The request: Seek out every line containing the word "printf", and copy each.

Information shown:
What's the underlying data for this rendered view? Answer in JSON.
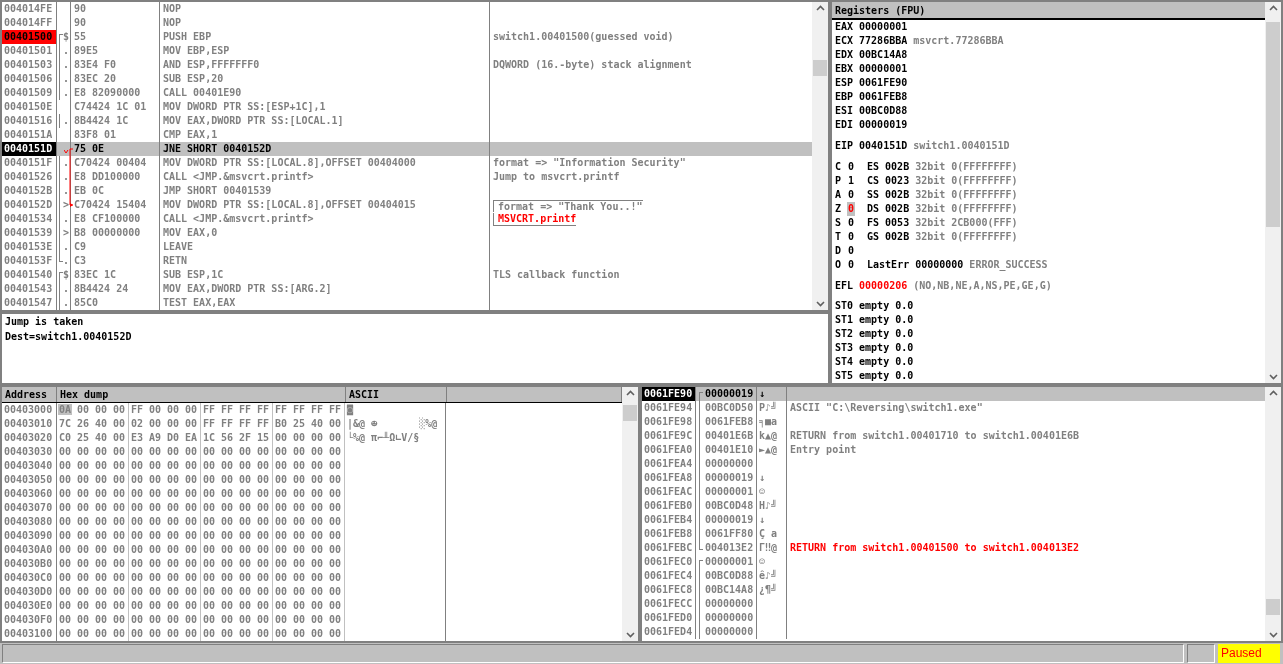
{
  "disassembly": {
    "rows": [
      {
        "address": "004014FE",
        "hex": "90",
        "instruction": "NOP",
        "selected": false
      },
      {
        "address": "004014FF",
        "hex": "90",
        "instruction": "NOP",
        "selected": false
      },
      {
        "address": "00401500",
        "marker": "$",
        "function_start": true,
        "hex": "55",
        "instruction": "PUSH EBP",
        "comment": "switch1.00401500(guessed void)",
        "breakpoint": true,
        "selected": false
      },
      {
        "address": "00401501",
        "marker": ".",
        "function_body": true,
        "hex": "89E5",
        "instruction": "MOV EBP,ESP",
        "selected": false
      },
      {
        "address": "00401503",
        "marker": ".",
        "function_body": true,
        "hex": "83E4 F0",
        "instruction": "AND ESP,FFFFFFF0",
        "comment": "DQWORD (16.-byte) stack alignment",
        "selected": false
      },
      {
        "address": "00401506",
        "marker": ".",
        "function_body": true,
        "hex": "83EC 20",
        "instruction": "SUB ESP,20",
        "selected": false
      },
      {
        "address": "00401509",
        "marker": ".",
        "function_body": true,
        "hex": "E8 82090000",
        "instruction": "CALL 00401E90",
        "selected": false
      },
      {
        "address": "0040150E",
        "hex": "C74424 1C 01",
        "instruction": "MOV DWORD PTR SS:[ESP+1C],1",
        "selected": false
      },
      {
        "address": "00401516",
        "marker": ".",
        "function_body": true,
        "hex": "8B4424 1C",
        "instruction": "MOV EAX,DWORD PTR SS:[LOCAL.1]",
        "selected": false
      },
      {
        "address": "0040151A",
        "hex": "83F8 01",
        "instruction": "CMP EAX,1",
        "selected": false
      },
      {
        "address": "0040151D",
        "hex": "75 0E",
        "instruction": "JNE SHORT 0040152D",
        "current": true,
        "jump_source": true,
        "selected": true
      },
      {
        "address": "0040151F",
        "marker": ".",
        "function_body": true,
        "hex": "C70424 00404",
        "instruction": "MOV DWORD PTR SS:[LOCAL.8],OFFSET 00404000",
        "comment": "format => \"Information Security\"",
        "selected": false
      },
      {
        "address": "00401526",
        "marker": ".",
        "function_body": true,
        "hex": "E8 DD100000",
        "instruction": "CALL <JMP.&msvcrt.printf>",
        "comment": "Jump to msvcrt.printf",
        "selected": false
      },
      {
        "address": "0040152B",
        "marker": ".",
        "function_body": true,
        "hex": "EB 0C",
        "instruction": "JMP SHORT 00401539",
        "selected": false
      },
      {
        "address": "0040152D",
        "marker": ">",
        "function_body": true,
        "hex": "C70424 15404",
        "instruction": "MOV DWORD PTR SS:[LOCAL.8],OFFSET 00404015",
        "comment": "format => \"Thank You..!\"",
        "arg_start": true,
        "jump_target": true,
        "selected": false
      },
      {
        "address": "00401534",
        "marker": ".",
        "function_body": true,
        "hex": "E8 CF100000",
        "instruction": "CALL <JMP.&msvcrt.printf>",
        "comment": "MSVCRT.printf",
        "arg_end": true,
        "selected": false
      },
      {
        "address": "00401539",
        "marker": ">",
        "function_body": true,
        "hex": "B8 00000000",
        "instruction": "MOV EAX,0",
        "selected": false
      },
      {
        "address": "0040153E",
        "marker": ".",
        "function_body": true,
        "hex": "C9",
        "instruction": "LEAVE",
        "selected": false
      },
      {
        "address": "0040153F",
        "marker": ".",
        "function_end": true,
        "hex": "C3",
        "instruction": "RETN",
        "selected": false
      },
      {
        "address": "00401540",
        "marker": "$",
        "function_start": true,
        "hex": "83EC 1C",
        "instruction": "SUB ESP,1C",
        "comment": "TLS callback function",
        "selected": false
      },
      {
        "address": "00401543",
        "marker": ".",
        "function_body": true,
        "hex": "8B4424 24",
        "instruction": "MOV EAX,DWORD PTR SS:[ARG.2]",
        "selected": false
      },
      {
        "address": "00401547",
        "marker": ".",
        "function_body": true,
        "hex": "85C0",
        "instruction": "TEST EAX,EAX",
        "selected": false
      }
    ]
  },
  "info": [
    "Jump is taken",
    "Dest=switch1.0040152D"
  ],
  "registers": {
    "title": "Registers (FPU)",
    "general": [
      {
        "name": "EAX",
        "value": "00000001"
      },
      {
        "name": "ECX",
        "value": "77286BBA",
        "comment": "msvcrt.77286BBA"
      },
      {
        "name": "EDX",
        "value": "00BC14A8"
      },
      {
        "name": "EBX",
        "value": "00000001"
      },
      {
        "name": "ESP",
        "value": "0061FE90"
      },
      {
        "name": "EBP",
        "value": "0061FEB8"
      },
      {
        "name": "ESI",
        "value": "00BC0D88"
      },
      {
        "name": "EDI",
        "value": "00000019"
      }
    ],
    "eip": {
      "name": "EIP",
      "value": "0040151D",
      "comment": "switch1.0040151D"
    },
    "flags": [
      {
        "flag": "C",
        "value": "0",
        "changed": false,
        "segment": "ES",
        "selector": "002B",
        "info": "32bit 0(FFFFFFFF)"
      },
      {
        "flag": "P",
        "value": "1",
        "changed": false,
        "segment": "CS",
        "selector": "0023",
        "info": "32bit 0(FFFFFFFF)"
      },
      {
        "flag": "A",
        "value": "0",
        "changed": false,
        "segment": "SS",
        "selector": "002B",
        "info": "32bit 0(FFFFFFFF)"
      },
      {
        "flag": "Z",
        "value": "0",
        "changed": true,
        "segment": "DS",
        "selector": "002B",
        "info": "32bit 0(FFFFFFFF)"
      },
      {
        "flag": "S",
        "value": "0",
        "changed": false,
        "segment": "FS",
        "selector": "0053",
        "info": "32bit 2CB000(FFF)"
      },
      {
        "flag": "T",
        "value": "0",
        "changed": false,
        "segment": "GS",
        "selector": "002B",
        "info": "32bit 0(FFFFFFFF)"
      },
      {
        "flag": "D",
        "value": "0",
        "changed": false
      },
      {
        "flag": "O",
        "value": "0",
        "changed": false,
        "segment": "LastErr",
        "selector": "00000000",
        "info": "ERROR_SUCCESS"
      }
    ],
    "efl": {
      "name": "EFL",
      "value": "00000206",
      "changed": true,
      "info": "(NO,NB,NE,A,NS,PE,GE,G)"
    },
    "fpu": [
      {
        "name": "ST0",
        "tag": "empty",
        "value": "0.0"
      },
      {
        "name": "ST1",
        "tag": "empty",
        "value": "0.0"
      },
      {
        "name": "ST2",
        "tag": "empty",
        "value": "0.0"
      },
      {
        "name": "ST3",
        "tag": "empty",
        "value": "0.0"
      },
      {
        "name": "ST4",
        "tag": "empty",
        "value": "0.0"
      },
      {
        "name": "ST5",
        "tag": "empty",
        "value": "0.0"
      }
    ]
  },
  "dump": {
    "columns": [
      "Address",
      "Hex dump",
      "ASCII"
    ],
    "rows": [
      {
        "address": "00403000",
        "bytes": [
          "0A",
          "00",
          "00",
          "00",
          "FF",
          "00",
          "00",
          "00",
          "FF",
          "FF",
          "FF",
          "FF",
          "FF",
          "FF",
          "FF",
          "FF"
        ],
        "ascii": "◙",
        "selected": true
      },
      {
        "address": "00403010",
        "bytes": [
          "7C",
          "26",
          "40",
          "00",
          "02",
          "00",
          "00",
          "00",
          "FF",
          "FF",
          "FF",
          "FF",
          "B0",
          "25",
          "40",
          "00"
        ],
        "ascii": "|&@ ☻       ░%@",
        "selected": false
      },
      {
        "address": "00403020",
        "bytes": [
          "C0",
          "25",
          "40",
          "00",
          "E3",
          "A9",
          "D0",
          "EA",
          "1C",
          "56",
          "2F",
          "15",
          "00",
          "00",
          "00",
          "00"
        ],
        "ascii": "└%@ π⌐╨Ω∟V/§",
        "selected": false
      },
      {
        "address": "00403030",
        "bytes": [
          "00",
          "00",
          "00",
          "00",
          "00",
          "00",
          "00",
          "00",
          "00",
          "00",
          "00",
          "00",
          "00",
          "00",
          "00",
          "00"
        ],
        "selected": false
      },
      {
        "address": "00403040",
        "bytes": [
          "00",
          "00",
          "00",
          "00",
          "00",
          "00",
          "00",
          "00",
          "00",
          "00",
          "00",
          "00",
          "00",
          "00",
          "00",
          "00"
        ],
        "selected": false
      },
      {
        "address": "00403050",
        "bytes": [
          "00",
          "00",
          "00",
          "00",
          "00",
          "00",
          "00",
          "00",
          "00",
          "00",
          "00",
          "00",
          "00",
          "00",
          "00",
          "00"
        ],
        "selected": false
      },
      {
        "address": "00403060",
        "bytes": [
          "00",
          "00",
          "00",
          "00",
          "00",
          "00",
          "00",
          "00",
          "00",
          "00",
          "00",
          "00",
          "00",
          "00",
          "00",
          "00"
        ],
        "selected": false
      },
      {
        "address": "00403070",
        "bytes": [
          "00",
          "00",
          "00",
          "00",
          "00",
          "00",
          "00",
          "00",
          "00",
          "00",
          "00",
          "00",
          "00",
          "00",
          "00",
          "00"
        ],
        "selected": false
      },
      {
        "address": "00403080",
        "bytes": [
          "00",
          "00",
          "00",
          "00",
          "00",
          "00",
          "00",
          "00",
          "00",
          "00",
          "00",
          "00",
          "00",
          "00",
          "00",
          "00"
        ],
        "selected": false
      },
      {
        "address": "00403090",
        "bytes": [
          "00",
          "00",
          "00",
          "00",
          "00",
          "00",
          "00",
          "00",
          "00",
          "00",
          "00",
          "00",
          "00",
          "00",
          "00",
          "00"
        ],
        "selected": false
      },
      {
        "address": "004030A0",
        "bytes": [
          "00",
          "00",
          "00",
          "00",
          "00",
          "00",
          "00",
          "00",
          "00",
          "00",
          "00",
          "00",
          "00",
          "00",
          "00",
          "00"
        ],
        "selected": false
      },
      {
        "address": "004030B0",
        "bytes": [
          "00",
          "00",
          "00",
          "00",
          "00",
          "00",
          "00",
          "00",
          "00",
          "00",
          "00",
          "00",
          "00",
          "00",
          "00",
          "00"
        ],
        "selected": false
      },
      {
        "address": "004030C0",
        "bytes": [
          "00",
          "00",
          "00",
          "00",
          "00",
          "00",
          "00",
          "00",
          "00",
          "00",
          "00",
          "00",
          "00",
          "00",
          "00",
          "00"
        ],
        "selected": false
      },
      {
        "address": "004030D0",
        "bytes": [
          "00",
          "00",
          "00",
          "00",
          "00",
          "00",
          "00",
          "00",
          "00",
          "00",
          "00",
          "00",
          "00",
          "00",
          "00",
          "00"
        ],
        "selected": false
      },
      {
        "address": "004030E0",
        "bytes": [
          "00",
          "00",
          "00",
          "00",
          "00",
          "00",
          "00",
          "00",
          "00",
          "00",
          "00",
          "00",
          "00",
          "00",
          "00",
          "00"
        ],
        "selected": false
      },
      {
        "address": "004030F0",
        "bytes": [
          "00",
          "00",
          "00",
          "00",
          "00",
          "00",
          "00",
          "00",
          "00",
          "00",
          "00",
          "00",
          "00",
          "00",
          "00",
          "00"
        ],
        "selected": false
      },
      {
        "address": "00403100",
        "bytes": [
          "00",
          "00",
          "00",
          "00",
          "00",
          "00",
          "00",
          "00",
          "00",
          "00",
          "00",
          "00",
          "00",
          "00",
          "00",
          "00"
        ],
        "selected": false
      }
    ]
  },
  "stack": {
    "rows": [
      {
        "address": "0061FE90",
        "value": "00000019",
        "ascii": "↓",
        "frame_start": true,
        "selected": true
      },
      {
        "address": "0061FE94",
        "value": "00BC0D50",
        "ascii": "P♪╝",
        "comment": "ASCII \"C:\\Reversing\\switch1.exe\"",
        "highlight": false,
        "frame_body": true,
        "selected": false
      },
      {
        "address": "0061FE98",
        "value": "0061FEB8",
        "ascii": "╕■a",
        "frame_body": true,
        "selected": false
      },
      {
        "address": "0061FE9C",
        "value": "00401E6B",
        "ascii": "k▲@",
        "comment": "RETURN from switch1.00401710 to switch1.00401E6B",
        "highlight": false,
        "frame_body": true,
        "selected": false
      },
      {
        "address": "0061FEA0",
        "value": "00401E10",
        "ascii": "►▲@",
        "comment": "Entry point",
        "highlight": false,
        "frame_body": true,
        "selected": false
      },
      {
        "address": "0061FEA4",
        "value": "00000000",
        "frame_body": true,
        "selected": false
      },
      {
        "address": "0061FEA8",
        "value": "00000019",
        "ascii": "↓",
        "frame_body": true,
        "selected": false
      },
      {
        "address": "0061FEAC",
        "value": "00000001",
        "ascii": "☺",
        "frame_body": true,
        "selected": false
      },
      {
        "address": "0061FEB0",
        "value": "00BC0D48",
        "ascii": "H♪╝",
        "frame_body": true,
        "selected": false
      },
      {
        "address": "0061FEB4",
        "value": "00000019",
        "ascii": "↓",
        "frame_body": true,
        "selected": false
      },
      {
        "address": "0061FEB8",
        "value": "0061FF80",
        "ascii": "Ç a",
        "frame_body": true,
        "selected": false
      },
      {
        "address": "0061FEBC",
        "value": "004013E2",
        "ascii": "Γ‼@",
        "comment": "RETURN from switch1.00401500 to switch1.004013E2",
        "highlight": true,
        "frame_end": true,
        "selected": false
      },
      {
        "address": "0061FEC0",
        "value": "00000001",
        "ascii": "☺",
        "frame_start": true,
        "selected": false
      },
      {
        "address": "0061FEC4",
        "value": "00BC0D88",
        "ascii": "ê♪╝",
        "frame_body": true,
        "selected": false
      },
      {
        "address": "0061FEC8",
        "value": "00BC14A8",
        "ascii": "¿¶╝",
        "frame_body": true,
        "selected": false
      },
      {
        "address": "0061FECC",
        "value": "00000000",
        "frame_body": true,
        "selected": false
      },
      {
        "address": "0061FED0",
        "value": "00000000",
        "frame_body": true,
        "selected": false
      },
      {
        "address": "0061FED4",
        "value": "00000000",
        "frame_body": true,
        "selected": false
      }
    ]
  },
  "status_bar": {
    "state": "Paused"
  }
}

Exercise output:
        "instruction": "CALL <JMP.&msvcrt.printf>",
        "comment": "Jump to msvcrt.printf",
        "instruction": "CALL <JMP.&msvcrt.printf>",
        "comment": "MSVCRT.printf",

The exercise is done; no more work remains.